* Required task
Quote the listing in full, exactly as given, minus any pictures.

* Data in this exercise
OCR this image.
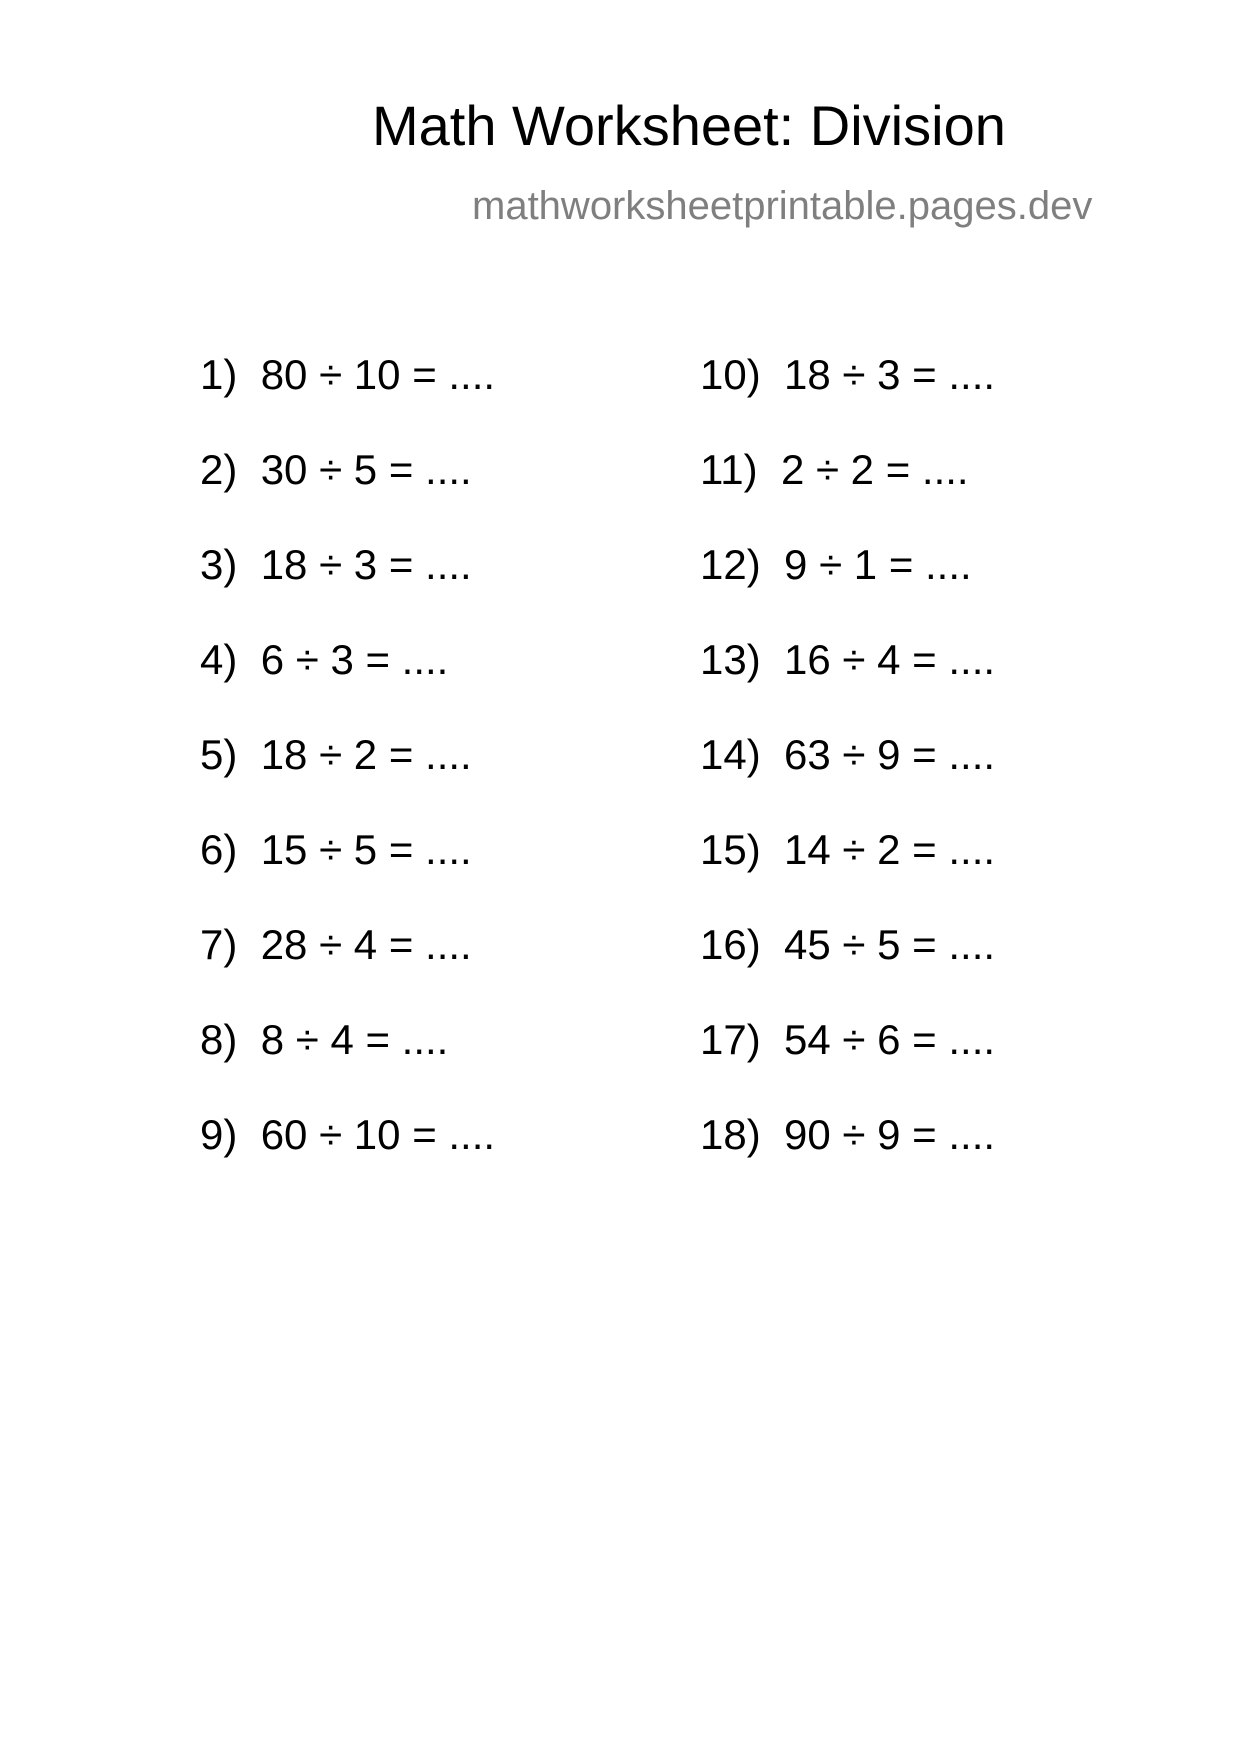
Math Worksheet: Division
mathworksheetprintable.pages.dev
1) 80 ÷ 10 = ....
2) 30 ÷ 5 = ....
3) 18 ÷ 3 = ....
4) 6 ÷ 3 = ....
5) 18 ÷ 2 = ....
6) 15 ÷ 5 = ....
7) 28 ÷ 4 = ....
8) 8 ÷ 4 = ....
9) 60 ÷ 10 = ....
10) 18 ÷ 3 = ....
11) 2 ÷ 2 = ....
12) 9 ÷ 1 = ....
13) 16 ÷ 4 = ....
14) 63 ÷ 9 = ....
15) 14 ÷ 2 = ....
16) 45 ÷ 5 = ....
17) 54 ÷ 6 = ....
18) 90 ÷ 9 = ....
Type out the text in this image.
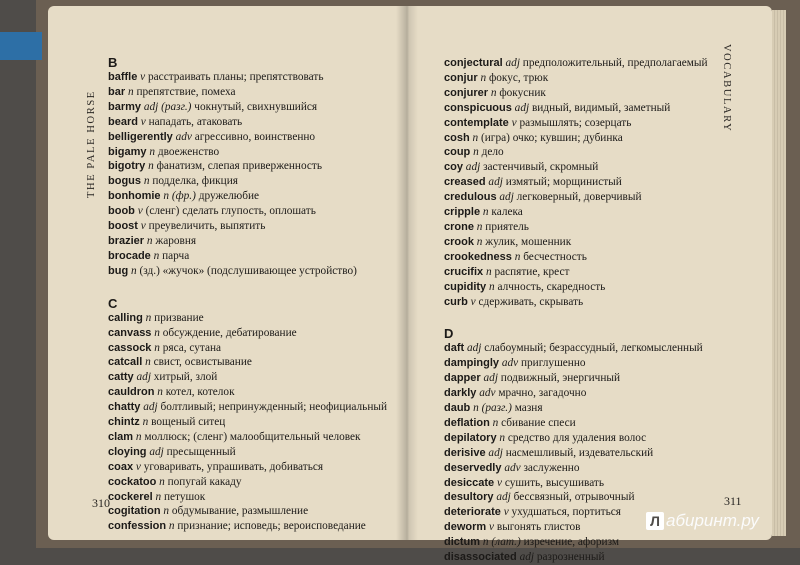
THE PALE HORSE
B
baffle v расстраивать планы; препятствовать
bar n препятствие, помеха
barmy adj (разг.) чокнутый, свихнувшийся
beard v нападать, атаковать
belligerently adv агрессивно, воинственно
bigamy n двоеженство
bigotry n фанатизм, слепая приверженность
bogus n подделка, фикция
bonhomie n (фр.) дружелюбие
boob v (сленг) сделать глупость, оплошать
boost v преувеличить, выпятить
brazier n жаровня
brocade n парча
bug n (зд.) «жучок» (подслушивающее устройство)
C
calling n призвание
canvass n обсуждение, дебатирование
cassock n ряса, сутана
catcall n свист, освистывание
catty adj хитрый, злой
cauldron n котел, котелок
chatty adj болтливый; непринужденный; неофициальный
chintz n вощеный ситец
clam n моллюск; (сленг) малообщительный человек
cloying adj пресыщенный
coax v уговаривать, упрашивать, добиваться
cockatoo n попугай какаду
cockerel n петушок
cogitation n обдумывание, размышление
confession n признание; исповедь; вероисповедание
310
VOCABULARY
conjectural adj предположительный, предполагаемый
conjur n фокус, трюк
conjurer n фокусник
conspicuous adj видный, видимый, заметный
contemplate v размышлять; созерцать
cosh n (игра) очко; кувшин; дубинка
coup n дело
coy adj застенчивый, скромный
creased adj измятый; морщинистый
credulous adj легковерный, доверчивый
cripple n калека
crone n приятель
crook n жулик, мошенник
crookedness n бесчестность
crucifix n распятие, крест
cupidity n алчность, скаредность
curb v сдерживать, скрывать
D
daft adj слабоумный; безрассудный, легкомысленный
dampingly adv приглушенно
dapper adj подвижный, энергичный
darkly adv мрачно, загадочно
daub n (разг.) мазня
deflation n сбивание спеси
depilatory n средство для удаления волос
derisive adj насмешливый, издевательский
deservedly adv заслуженно
desiccate v сушить, высушивать
desultory adj бессвязный, отрывочный
deteriorate v ухудшаться, портиться
deworm v выгонять глистов
dictum n (лат.) изречение, афоризм
disassociated adj разрозненный
311
Л абиринт.ру
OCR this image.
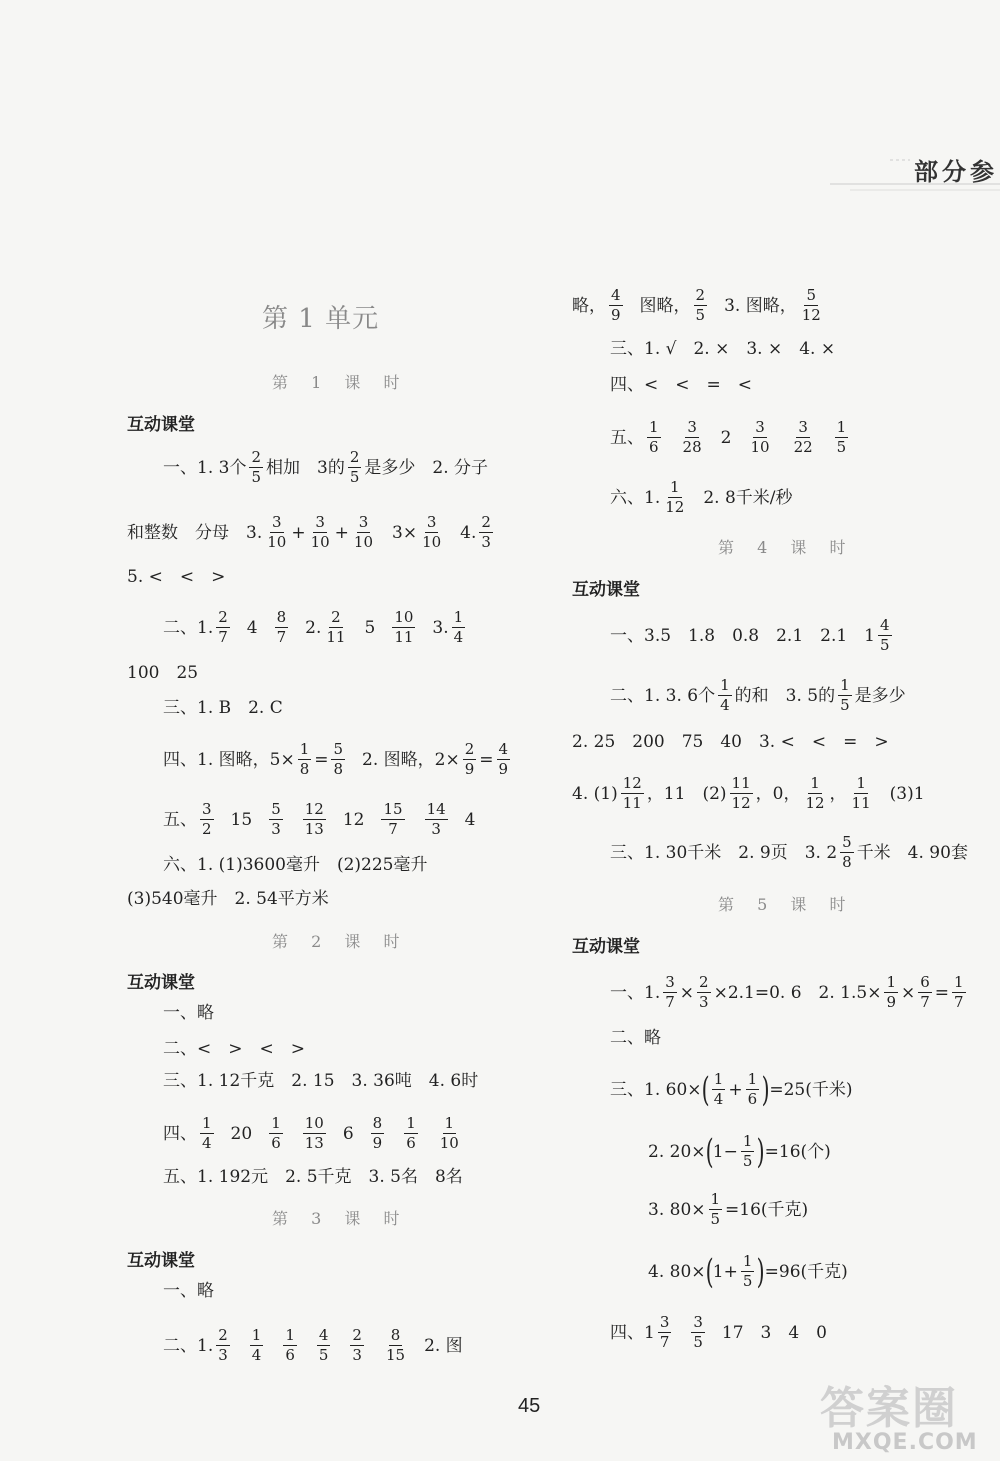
部分参
第 1 单元
第 1 课 时
互动课堂
一、1. 3个 $\frac{2}{5}$ 相加　3的 $\frac{2}{5}$ 是多少　2. 分子
和整数　分母　3. $\frac{3}{10} + \frac{3}{10} + \frac{3}{10} 3\times \frac{3}{10} 4$. $\frac{2}{3}$
5. <　<　>
二、1. $\frac{2}{7} 4 \frac{8}{7} 2$. $\frac{2}{11} 5 \frac{10}{11} 3$. $\frac{1}{4}$
100　25
三、1. B　2. C
四、1. 图略，$5\times \frac{1}{8} = \frac{5}{8} 2$. 图略，$2\times \frac{2}{9} = \frac{4}{9}$
五、 $\frac{3}{2} 15 \frac{5}{3} \frac{12}{13} 12 \frac{15}{7} \frac{14}{3} 4$
六、1. (1)3600毫升　(2)225毫升
(3)540毫升　2. 54平方米
第 2 课 时
互动课堂
一、略
二、<　>　<　>
三、1. 12千克　2. 15　3. 36吨　4. 6时
四、 $\frac{1}{4} 20 \frac{1}{6} \frac{10}{13} 6 \frac{8}{9} \frac{1}{6} \frac{1}{10}$
五、1. 192元　2. 5千克　3. 5名　8名
第 3 课 时
互动课堂
一、略
二、1. $\frac{2}{3} \frac{1}{4} \frac{1}{6} \frac{4}{5} \frac{2}{3} \frac{8}{15} 2$. 图
略， $\frac{4}{9}$ 图略， $\frac{2}{5} 3$. 图略， $\frac{5}{12}$
三、1. √　2. ×　3. ×　4. ×
四、<　<　=　<
五、 $\frac{1}{6} \frac{3}{28} 2 \frac{3}{10} \frac{3}{22} \frac{1}{5}$
六、1. $\frac{1}{12} 2$. 8千米/秒
第 4 课 时
互动课堂
一、3.5　1.8　0.8　2.1　2.1　$1 \frac{4}{5}$
二、1. 3. 6个 $\frac{1}{4}$ 的和　3. 5的 $\frac{1}{5}$ 是多少
2. 25　200　75　40　3. <　<　=　>
4. $(1) \frac{12}{11}$ ，11　$(2) \frac{11}{12}$ ，0， $\frac{1}{12}$ ， $\frac{1}{11} (3)1$
三、1. 30千米　2. 9页　3. $2 \frac{5}{8}$ 千米　4. 90套
第 5 课 时
互动课堂
一、1. $\frac{3}{7} \times \frac{2}{3} \times 2.1=0$. 6　2. $1.5\times \frac{1}{9} \times \frac{6}{7} = \frac{1}{7}$
二、略
三、1. 60× ( $\frac{1}{4} + \frac{1}{6}$ ) =25(千米)
2. 20× ( $1- \frac{1}{5}$ ) =16(个)
3. $80\times \frac{1}{5} =16$(千克)
4. 80× ( $1+ \frac{1}{5}$ ) =96(千克)
四、$1 \frac{3}{7} \frac{3}{5} 17$　3　4　0
45	答案圈
MXQE.COM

* Exercise answer
OCR this image.
Math Worksheet: Division
mathworksheetprintable.pages.dev
1) 80 ÷ 10 = ....
2) 30 ÷ 5 = ....
3) 18 ÷ 3 = ....
4) 6 ÷ 3 = ....
5) 18 ÷ 2 = ....
6) 15 ÷ 5 = ....
7) 28 ÷ 4 = ....
8) 8 ÷ 4 = ....
9) 60 ÷ 10 = ....
10) 18 ÷ 3 = ....
11) 2 ÷ 2 = ....
12) 9 ÷ 1 = ....
13) 16 ÷ 4 = ....
14) 63 ÷ 9 = ....
15) 14 ÷ 2 = ....
16) 45 ÷ 5 = ....
17) 54 ÷ 6 = ....
18) 90 ÷ 9 = ....
Type out the text in this image.
THE PALE HORSE
B
baffle v расстраивать планы; препятствовать
bar n препятствие, помеха
barmy adj (разг.) чокнутый, свихнувшийся
beard v нападать, атаковать
belligerently adv агрессивно, воинственно
bigamy n двоеженство
bigotry n фанатизм, слепая приверженность
bogus n подделка, фикция
bonhomie n (фр.) дружелюбие
boob v (сленг) сделать глупость, оплошать
boost v преувеличить, выпятить
brazier n жаровня
brocade n парча
bug n (зд.) «жучок» (подслушивающее устройство)
C
calling n призвание
canvass n обсуждение, дебатирование
cassock n ряса, сутана
catcall n свист, освистывание
catty adj хитрый, злой
cauldron n котел, котелок
chatty adj болтливый; непринужденный; неофициальный
chintz n вощеный ситец
clam n моллюск; (сленг) малообщительный человек
cloying adj пресыщенный
coax v уговаривать, упрашивать, добиваться
cockatoo n попугай какаду
cockerel n петушок
cogitation n обдумывание, размышление
confession n признание; исповедь; вероисповедание
310
VOCABULARY
conjectural adj предположительный, предполагаемый
conjur n фокус, трюк
conjurer n фокусник
conspicuous adj видный, видимый, заметный
contemplate v размышлять; созерцать
cosh n (игра) очко; кувшин; дубинка
coup n дело
coy adj застенчивый, скромный
creased adj измятый; морщинистый
credulous adj легковерный, доверчивый
cripple n калека
crone n приятель
crook n жулик, мошенник
crookedness n бесчестность
crucifix n распятие, крест
cupidity n алчность, скаредность
curb v сдерживать, скрывать
D
daft adj слабоумный; безрассудный, легкомысленный
dampingly adv приглушенно
dapper adj подвижный, энергичный
darkly adv мрачно, загадочно
daub n (разг.) мазня
deflation n сбивание спеси
depilatory n средство для удаления волос
derisive adj насмешливый, издевательский
deservedly adv заслуженно
desiccate v сушить, высушивать
desultory adj бессвязный, отрывочный
deteriorate v ухудшаться, портиться
deworm v выгонять глистов
dictum n (лат.) изречение, афоризм
disassociated adj разрозненный
311
Л абиринт.ру
OCR this image.
部分参
第 1 单元
第 1 课 时
互动课堂
一、1. 3个 $\frac{2}{5}$ 相加　3的 $\frac{2}{5}$ 是多少　2. 分子
和整数　分母　3. $\frac{3}{10} + \frac{3}{10} + \frac{3}{10} 3\times \frac{3}{10} 4$. $\frac{2}{3}$
5. <　<　>
二、1. $\frac{2}{7} 4 \frac{8}{7} 2$. $\frac{2}{11} 5 \frac{10}{11} 3$. $\frac{1}{4}$
100　25
三、1. B　2. C
四、1. 图略，$5\times \frac{1}{8} = \frac{5}{8} 2$. 图略，$2\times \frac{2}{9} = \frac{4}{9}$
五、 $\frac{3}{2} 15 \frac{5}{3} \frac{12}{13} 12 \frac{15}{7} \frac{14}{3} 4$
六、1. (1)3600毫升　(2)225毫升
(3)540毫升　2. 54平方米
第 2 课 时
互动课堂
一、略
二、<　>　<　>
三、1. 12千克　2. 15　3. 36吨　4. 6时
四、 $\frac{1}{4} 20 \frac{1}{6} \frac{10}{13} 6 \frac{8}{9} \frac{1}{6} \frac{1}{10}$
五、1. 192元　2. 5千克　3. 5名　8名
第 3 课 时
互动课堂
一、略
二、1. $\frac{2}{3} \frac{1}{4} \frac{1}{6} \frac{4}{5} \frac{2}{3} \frac{8}{15} 2$. 图
略， $\frac{4}{9}$ 图略， $\frac{2}{5} 3$. 图略， $\frac{5}{12}$
三、1. √　2. ×　3. ×　4. ×
四、<　<　=　<
五、 $\frac{1}{6} \frac{3}{28} 2 \frac{3}{10} \frac{3}{22} \frac{1}{5}$
六、1. $\frac{1}{12} 2$. 8千米/秒
第 4 课 时
互动课堂
一、3.5　1.8　0.8　2.1　2.1　$1 \frac{4}{5}$
二、1. 3. 6个 $\frac{1}{4}$ 的和　3. 5的 $\frac{1}{5}$ 是多少
2. 25　200　75　40　3. <　<　=　>
4. $(1) \frac{12}{11}$ ，11　$(2) \frac{11}{12}$ ，0， $\frac{1}{12}$ ， $\frac{1}{11} (3)1$
三、1. 30千米　2. 9页　3. $2 \frac{5}{8}$ 千米　4. 90套
第 5 课 时
互动课堂
一、1. $\frac{3}{7} \times \frac{2}{3} \times 2.1=0$. 6　2. $1.5\times \frac{1}{9} \times \frac{6}{7} = \frac{1}{7}$
二、略
三、1. 60× ( $\frac{1}{4} + \frac{1}{6}$ ) =25(千米)
2. 20× ( $1- \frac{1}{5}$ ) =16(个)
3. $80\times \frac{1}{5} =16$(千克)
4. 80× ( $1+ \frac{1}{5}$ ) =96(千克)
四、$1 \frac{3}{7} \frac{3}{5} 17$　3　4　0
45	答案圈
MXQE.COM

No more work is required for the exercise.